3. Misunderstanding 3: The case study is most useful for generating hypotheses; that
is, in the first stage of a total research process, whereas other methods are more
suitable for hypotheses testing and theory building.
Kesalahpahaman ini muncul karena adanya anggapan dari kaum positivistik bahwa
kasus hanya bermanfaat untuk membangun hipotesis penelitian yang dilakukan pada
bagian awal penelitian. Sedangkan, bagian yang terpenting dari penelitian adalah
menguji hipotesis dengan sampel responden yang lebih banyak. Dengan kata lain,
hasil dari penelitian studi kasus harus digeneralisasi melalui penelitian dengan
pendekatan positivistik, agar kebenaran yang dihasilkan diakui secara lebih luas.
Sesungguhnya, seperti telah dijelaskan pada kesalahpahaman nomer satu, kasus
harus dipandang sebagai sesuatu yang mewakili dirinya sendiri. Oleh karena itu,
pengetahuan dan kebenaran yang dihasilkan dari penelitian terhadap kasus tersebut
sangat melekat pada konteks kasus tersebut, sehingga tidak dapat digeneralisasikan
seperti halnya pada penelitian positivistik. Meskipun demikian, kebenaran dan
pengetahuan yang dihasilkan dari suatu penelitian studi kasus sering menjadi ilham
atau stimulan bagi para peneliti positivistik untuk melakukan penelitian kuantitatif.
4. Misunderstanding 4: The case study contains a bias toward verification, that is, a
tendency to confirm the researchers preconceived notions.

════════════════════

### TENTANG LATIHAN INI
Ambil secara persis bagian dari kutipan tentang studi kasus, mulai dari kata-kata yang memuat "3. Misunderstanding 3: The" dan berhenti setelah "secara lebih luas.". Data di bawah ini merupakan bahan tersendiri yang tidak berkaitan dengan kutipan tersebut.

════════════════════

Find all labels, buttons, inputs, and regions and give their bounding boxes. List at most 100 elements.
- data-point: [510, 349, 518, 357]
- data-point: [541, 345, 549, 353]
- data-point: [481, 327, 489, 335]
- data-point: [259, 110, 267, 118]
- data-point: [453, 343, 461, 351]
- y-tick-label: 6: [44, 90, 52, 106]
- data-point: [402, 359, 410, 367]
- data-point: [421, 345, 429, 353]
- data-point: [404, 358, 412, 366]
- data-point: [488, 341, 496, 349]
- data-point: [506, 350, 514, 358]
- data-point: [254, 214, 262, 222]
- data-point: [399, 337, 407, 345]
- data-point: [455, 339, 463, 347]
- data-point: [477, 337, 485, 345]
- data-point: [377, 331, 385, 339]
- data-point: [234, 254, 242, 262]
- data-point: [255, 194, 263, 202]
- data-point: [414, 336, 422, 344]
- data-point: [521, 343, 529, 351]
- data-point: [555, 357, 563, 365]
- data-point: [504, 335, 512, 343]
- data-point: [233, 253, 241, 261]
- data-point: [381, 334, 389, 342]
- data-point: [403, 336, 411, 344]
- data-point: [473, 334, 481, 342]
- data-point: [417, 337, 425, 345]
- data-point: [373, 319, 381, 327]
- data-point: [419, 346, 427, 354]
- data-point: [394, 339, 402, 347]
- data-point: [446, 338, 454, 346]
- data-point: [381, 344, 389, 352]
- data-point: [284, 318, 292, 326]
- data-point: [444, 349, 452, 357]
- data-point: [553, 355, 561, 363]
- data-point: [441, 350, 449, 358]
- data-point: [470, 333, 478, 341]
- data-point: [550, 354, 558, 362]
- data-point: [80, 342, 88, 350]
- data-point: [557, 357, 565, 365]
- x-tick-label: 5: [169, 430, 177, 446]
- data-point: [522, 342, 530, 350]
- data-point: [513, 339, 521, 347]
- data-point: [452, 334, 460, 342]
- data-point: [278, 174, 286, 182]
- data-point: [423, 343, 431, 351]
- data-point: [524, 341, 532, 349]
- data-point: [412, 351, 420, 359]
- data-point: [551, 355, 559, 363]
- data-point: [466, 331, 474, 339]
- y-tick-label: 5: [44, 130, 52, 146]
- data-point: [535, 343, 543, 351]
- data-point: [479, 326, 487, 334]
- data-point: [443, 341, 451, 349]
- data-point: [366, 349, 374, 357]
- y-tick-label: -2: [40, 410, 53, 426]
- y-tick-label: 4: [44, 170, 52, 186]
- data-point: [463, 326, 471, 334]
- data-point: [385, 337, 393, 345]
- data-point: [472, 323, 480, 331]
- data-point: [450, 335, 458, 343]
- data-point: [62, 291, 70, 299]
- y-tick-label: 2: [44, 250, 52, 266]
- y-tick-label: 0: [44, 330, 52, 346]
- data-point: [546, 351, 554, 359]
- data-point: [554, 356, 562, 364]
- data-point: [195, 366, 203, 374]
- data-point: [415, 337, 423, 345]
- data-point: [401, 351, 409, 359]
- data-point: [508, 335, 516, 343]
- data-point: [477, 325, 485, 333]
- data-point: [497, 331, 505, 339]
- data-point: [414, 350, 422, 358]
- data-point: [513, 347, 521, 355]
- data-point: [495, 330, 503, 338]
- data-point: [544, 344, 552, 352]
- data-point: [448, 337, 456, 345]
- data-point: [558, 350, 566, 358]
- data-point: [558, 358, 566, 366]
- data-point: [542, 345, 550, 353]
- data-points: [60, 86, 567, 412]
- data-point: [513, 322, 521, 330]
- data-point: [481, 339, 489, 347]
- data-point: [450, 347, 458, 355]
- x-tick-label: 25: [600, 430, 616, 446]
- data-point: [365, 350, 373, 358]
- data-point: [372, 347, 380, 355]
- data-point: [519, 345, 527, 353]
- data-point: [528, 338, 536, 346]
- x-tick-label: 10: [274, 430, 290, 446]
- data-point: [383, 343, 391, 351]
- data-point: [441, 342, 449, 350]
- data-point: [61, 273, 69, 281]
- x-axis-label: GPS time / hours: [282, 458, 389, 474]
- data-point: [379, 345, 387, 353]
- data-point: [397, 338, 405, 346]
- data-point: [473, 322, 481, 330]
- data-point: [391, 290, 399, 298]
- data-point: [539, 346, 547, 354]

════════════════════

### HASIL KELUARAN
3. Misunderstanding 3: The case study is most useful for generating hypotheses; that
is, in the first stage of a total research process, whereas other methods are more
suitable for hypotheses testing and theory building.
Kesalahpahaman ini muncul karena adanya anggapan dari kaum positivistik bahwa
kasus hanya bermanfaat untuk membangun hipotesis penelitian yang dilakukan pada
bagian awal penelitian. Sedangkan, bagian yang terpenting dari penelitian adalah
menguji hipotesis dengan sampel responden yang lebih banyak. Dengan kata lain,
hasil dari penelitian studi kasus harus digeneralisasi melalui penelitian dengan
pendekatan positivistik, agar kebenaran yang dihasilkan diakui secara lebih luas.